> EXTRAIT DU DOCUMENT:
Nam veræ voces tum demùm pectore ab imo
Ejiciuntur, et eripitur persona, manet res[5].


C’est de ce mauvais principe que sont venus tant de contes insérés dans le dictionnaire de Moréri, touchant Pierre du Moulin, Joseph Scaliger, etc. C’est encore la source que je ne sais combien de discours où l’on fait dire à certaines gens : La religion que je professe est meilleure que l’autre pour ce monde-ci, mais non pas à l’article de la mort. Voyez la remarque (DD) de l’article Mahomet.

(F) Le nom de Grégorius Bar Hebræus Syrus. ] À l’occasion de cela, je ferai cette petite remarque. Pocock rapporte deux passages où notre auteur est nommé Mar Gregorius, et un où il est nommé Mor Gregorius : il ne fait nullement réflexion sur le premier de vos deux mots ; il ne dit jamais qu’Abulpharage ait été appelé Marc. Je dis là-dessus qu’on aurait bien pu se tromper dans le supplément de Moréri, en disant que le nom de cet auteur était Marc Grégoire. On aura pris Mar, est un titre d’honneur, tel que celui de monsieur en notre langue, on l’aura pris, dis-je, pour Marc, nom de baptême. Je vois la même faute dans la Perpétuité de la foi défendue[6] : le patriarche de Babylone, qui se réunit à l’église romaine sous le pape Paul V, y est nommé Marc Elie. Mais l’auteur qu’on cite[7] l’avait nommé Marc Élias.

  1. Geogr. Nubiens, clim. IV, pag. 5 et pag. 197.
  2. Pocock. Præf. Specimin. Hist. Arab.
  3. Pocock. Præf. Compend. Dynast.
  4. Dii longæ noctis quorum jam numina nobis
    Mors in tans majora facit.
    Dido, apud Sibum Italicum. lib. VIII, vs. 140.

  5. Lucret., lib III, vs. 57.
  6. Livre V chap X.
  7. Petrus Strozza de Chaldæor. Dogmat. Vide Aub. Miræum, Polit. eccles., pag. 219.

> ENREGISTREMENTS EXTRAITS:
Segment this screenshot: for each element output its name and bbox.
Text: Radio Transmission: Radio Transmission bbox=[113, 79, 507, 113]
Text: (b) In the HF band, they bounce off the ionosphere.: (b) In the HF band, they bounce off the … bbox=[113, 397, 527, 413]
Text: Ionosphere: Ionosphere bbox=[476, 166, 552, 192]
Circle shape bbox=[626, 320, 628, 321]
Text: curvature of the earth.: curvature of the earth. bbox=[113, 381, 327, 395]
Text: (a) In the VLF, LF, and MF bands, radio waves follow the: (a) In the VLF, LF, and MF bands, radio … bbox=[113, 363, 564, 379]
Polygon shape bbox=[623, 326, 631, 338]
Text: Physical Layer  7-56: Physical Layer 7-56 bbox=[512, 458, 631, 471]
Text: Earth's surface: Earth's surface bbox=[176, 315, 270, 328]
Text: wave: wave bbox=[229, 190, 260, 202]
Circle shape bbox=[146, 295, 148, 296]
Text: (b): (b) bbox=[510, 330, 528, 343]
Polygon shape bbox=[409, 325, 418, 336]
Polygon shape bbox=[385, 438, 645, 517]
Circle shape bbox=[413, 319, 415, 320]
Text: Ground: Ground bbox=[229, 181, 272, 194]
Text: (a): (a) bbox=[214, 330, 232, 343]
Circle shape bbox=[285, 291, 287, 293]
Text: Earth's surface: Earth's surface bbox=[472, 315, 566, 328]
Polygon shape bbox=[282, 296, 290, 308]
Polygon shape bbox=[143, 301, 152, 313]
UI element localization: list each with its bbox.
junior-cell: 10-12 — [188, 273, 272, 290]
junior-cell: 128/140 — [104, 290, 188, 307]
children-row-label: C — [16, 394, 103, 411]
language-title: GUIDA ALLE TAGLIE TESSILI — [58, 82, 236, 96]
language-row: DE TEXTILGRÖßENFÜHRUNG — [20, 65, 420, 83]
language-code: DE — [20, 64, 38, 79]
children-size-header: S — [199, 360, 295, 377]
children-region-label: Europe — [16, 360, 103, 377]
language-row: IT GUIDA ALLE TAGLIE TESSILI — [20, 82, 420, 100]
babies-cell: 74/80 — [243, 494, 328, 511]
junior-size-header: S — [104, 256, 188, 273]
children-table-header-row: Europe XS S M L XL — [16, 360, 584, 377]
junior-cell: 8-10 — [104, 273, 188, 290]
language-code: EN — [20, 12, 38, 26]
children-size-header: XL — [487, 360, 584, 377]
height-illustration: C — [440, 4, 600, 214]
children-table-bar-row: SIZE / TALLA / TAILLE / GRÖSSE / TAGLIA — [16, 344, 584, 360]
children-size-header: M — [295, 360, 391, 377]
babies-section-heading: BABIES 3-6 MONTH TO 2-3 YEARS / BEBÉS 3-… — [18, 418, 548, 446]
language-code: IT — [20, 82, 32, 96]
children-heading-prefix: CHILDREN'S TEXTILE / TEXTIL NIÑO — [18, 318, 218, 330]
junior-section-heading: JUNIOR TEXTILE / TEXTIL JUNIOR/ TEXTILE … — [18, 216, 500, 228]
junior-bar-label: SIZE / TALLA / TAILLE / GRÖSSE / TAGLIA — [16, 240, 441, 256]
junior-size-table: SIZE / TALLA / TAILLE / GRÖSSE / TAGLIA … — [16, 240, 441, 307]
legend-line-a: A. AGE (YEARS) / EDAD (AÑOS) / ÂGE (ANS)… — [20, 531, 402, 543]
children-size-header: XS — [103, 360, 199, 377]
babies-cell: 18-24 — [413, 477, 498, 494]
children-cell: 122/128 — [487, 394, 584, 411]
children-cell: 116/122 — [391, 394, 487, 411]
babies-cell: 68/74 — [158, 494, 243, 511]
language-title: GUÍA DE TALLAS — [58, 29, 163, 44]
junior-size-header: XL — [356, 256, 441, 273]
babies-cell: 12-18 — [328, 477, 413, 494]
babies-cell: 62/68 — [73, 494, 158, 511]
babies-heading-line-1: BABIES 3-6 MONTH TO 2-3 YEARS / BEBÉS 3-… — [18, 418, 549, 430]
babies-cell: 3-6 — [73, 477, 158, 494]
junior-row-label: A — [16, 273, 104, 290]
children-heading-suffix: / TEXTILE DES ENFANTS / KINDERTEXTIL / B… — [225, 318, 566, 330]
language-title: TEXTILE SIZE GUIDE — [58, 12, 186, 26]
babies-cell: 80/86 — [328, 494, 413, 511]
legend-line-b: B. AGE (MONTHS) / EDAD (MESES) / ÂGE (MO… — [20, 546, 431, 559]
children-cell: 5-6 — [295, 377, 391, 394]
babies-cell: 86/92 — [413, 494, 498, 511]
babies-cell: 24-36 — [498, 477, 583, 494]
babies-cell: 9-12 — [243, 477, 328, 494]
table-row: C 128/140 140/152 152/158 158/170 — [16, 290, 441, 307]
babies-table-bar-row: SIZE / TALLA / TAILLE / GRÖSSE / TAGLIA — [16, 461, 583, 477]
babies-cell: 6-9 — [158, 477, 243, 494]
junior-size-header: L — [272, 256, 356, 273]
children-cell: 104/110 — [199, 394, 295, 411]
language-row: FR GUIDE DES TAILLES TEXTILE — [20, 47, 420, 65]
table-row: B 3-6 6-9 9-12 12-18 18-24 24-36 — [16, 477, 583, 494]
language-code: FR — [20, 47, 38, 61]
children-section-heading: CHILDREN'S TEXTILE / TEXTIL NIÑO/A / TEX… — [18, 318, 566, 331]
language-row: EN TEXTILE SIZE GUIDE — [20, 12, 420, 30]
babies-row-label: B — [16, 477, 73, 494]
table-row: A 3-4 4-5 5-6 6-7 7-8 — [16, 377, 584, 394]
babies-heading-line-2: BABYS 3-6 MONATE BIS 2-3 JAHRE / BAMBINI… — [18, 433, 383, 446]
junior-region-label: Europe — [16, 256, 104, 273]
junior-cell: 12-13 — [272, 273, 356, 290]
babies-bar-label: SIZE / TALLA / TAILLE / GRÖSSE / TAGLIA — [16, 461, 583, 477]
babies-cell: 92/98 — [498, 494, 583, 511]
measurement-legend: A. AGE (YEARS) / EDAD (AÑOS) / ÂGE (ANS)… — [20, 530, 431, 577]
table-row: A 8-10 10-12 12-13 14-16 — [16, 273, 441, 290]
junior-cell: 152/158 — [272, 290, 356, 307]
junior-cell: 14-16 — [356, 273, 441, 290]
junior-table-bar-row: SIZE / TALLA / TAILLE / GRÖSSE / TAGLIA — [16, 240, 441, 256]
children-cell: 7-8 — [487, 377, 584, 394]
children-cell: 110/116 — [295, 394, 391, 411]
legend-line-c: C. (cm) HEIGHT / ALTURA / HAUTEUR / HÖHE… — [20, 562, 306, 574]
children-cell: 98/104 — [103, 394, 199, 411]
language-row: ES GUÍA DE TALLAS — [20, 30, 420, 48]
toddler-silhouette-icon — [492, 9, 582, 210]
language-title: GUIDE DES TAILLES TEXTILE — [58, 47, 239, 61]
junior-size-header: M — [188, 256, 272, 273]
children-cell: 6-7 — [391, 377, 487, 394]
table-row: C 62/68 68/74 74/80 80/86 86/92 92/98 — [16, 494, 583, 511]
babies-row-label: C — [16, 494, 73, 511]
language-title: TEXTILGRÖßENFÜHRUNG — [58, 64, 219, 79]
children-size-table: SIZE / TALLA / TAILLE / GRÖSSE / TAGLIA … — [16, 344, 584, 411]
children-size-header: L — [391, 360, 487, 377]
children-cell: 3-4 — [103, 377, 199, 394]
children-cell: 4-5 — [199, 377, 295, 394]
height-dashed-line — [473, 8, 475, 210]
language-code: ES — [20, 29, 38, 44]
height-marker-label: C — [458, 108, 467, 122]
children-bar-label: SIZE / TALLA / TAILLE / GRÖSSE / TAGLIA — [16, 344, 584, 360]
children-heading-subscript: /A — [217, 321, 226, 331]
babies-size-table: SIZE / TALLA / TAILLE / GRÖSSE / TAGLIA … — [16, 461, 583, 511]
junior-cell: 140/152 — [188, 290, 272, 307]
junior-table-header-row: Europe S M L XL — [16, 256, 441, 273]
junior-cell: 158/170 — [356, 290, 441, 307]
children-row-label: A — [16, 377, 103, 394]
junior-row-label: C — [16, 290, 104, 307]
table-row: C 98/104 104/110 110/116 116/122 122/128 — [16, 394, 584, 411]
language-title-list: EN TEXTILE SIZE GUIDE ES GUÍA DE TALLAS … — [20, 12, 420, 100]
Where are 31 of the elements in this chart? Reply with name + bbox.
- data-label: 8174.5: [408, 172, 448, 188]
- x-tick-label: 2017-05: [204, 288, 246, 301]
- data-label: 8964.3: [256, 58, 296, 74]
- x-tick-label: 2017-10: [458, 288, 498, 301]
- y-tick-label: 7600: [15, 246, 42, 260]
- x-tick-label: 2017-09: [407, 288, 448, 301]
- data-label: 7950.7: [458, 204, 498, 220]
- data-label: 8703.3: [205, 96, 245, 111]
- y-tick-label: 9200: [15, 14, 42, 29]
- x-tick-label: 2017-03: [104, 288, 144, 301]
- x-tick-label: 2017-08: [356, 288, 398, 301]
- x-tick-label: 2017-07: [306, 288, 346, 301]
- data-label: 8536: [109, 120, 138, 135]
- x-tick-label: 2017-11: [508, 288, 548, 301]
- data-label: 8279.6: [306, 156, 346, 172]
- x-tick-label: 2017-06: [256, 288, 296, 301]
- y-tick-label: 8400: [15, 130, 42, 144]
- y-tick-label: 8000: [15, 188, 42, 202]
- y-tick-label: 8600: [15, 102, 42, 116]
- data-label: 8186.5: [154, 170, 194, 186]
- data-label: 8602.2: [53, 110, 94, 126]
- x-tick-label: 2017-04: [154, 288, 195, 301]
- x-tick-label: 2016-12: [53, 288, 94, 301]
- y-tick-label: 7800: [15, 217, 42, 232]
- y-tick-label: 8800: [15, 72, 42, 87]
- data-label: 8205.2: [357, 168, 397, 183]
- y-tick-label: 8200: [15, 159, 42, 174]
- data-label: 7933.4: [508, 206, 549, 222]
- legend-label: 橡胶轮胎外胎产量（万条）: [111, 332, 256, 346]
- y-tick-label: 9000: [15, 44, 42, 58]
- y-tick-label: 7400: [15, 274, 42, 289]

> TÂCHES DEMANDÉES:
(A) Dans l'extrait du document, quelles personnes sont nommées dans le paragraphe qui commence par « C'est de ce mauvais principe » ?
(B) Recopiez le passage de l'extrait du document qui commence par « 4. Dii longæ » et va jusqu'à « eccles., pag. 219. ».
(C) D'après l'extrait du document, sous quel pape le patriarche de Babylone s'est-il réuni à l'église romaine ?
Ces enregistrements n'ont aucun lien avec l'extrait du document.

> RÉSULTATS ATTENDUS:
(A) Moréri, Pierre du Moulin, Joseph Scaliger, Mahomet

(B)
4. Dii longæ noctis quorum jam numina nobis
    Mors in tans majora facit.
    Dido, apud Sibum Italicum. lib. VIII, vs. 140.

  5. Lucret., lib III, vs. 57.
  6. Livre V chap X.
  7. Petrus Strozza de Chaldæor. Dogmat. Vide Aub. Miræum, Polit. eccles., pag. 219.

(C) Sous le pape Paul V.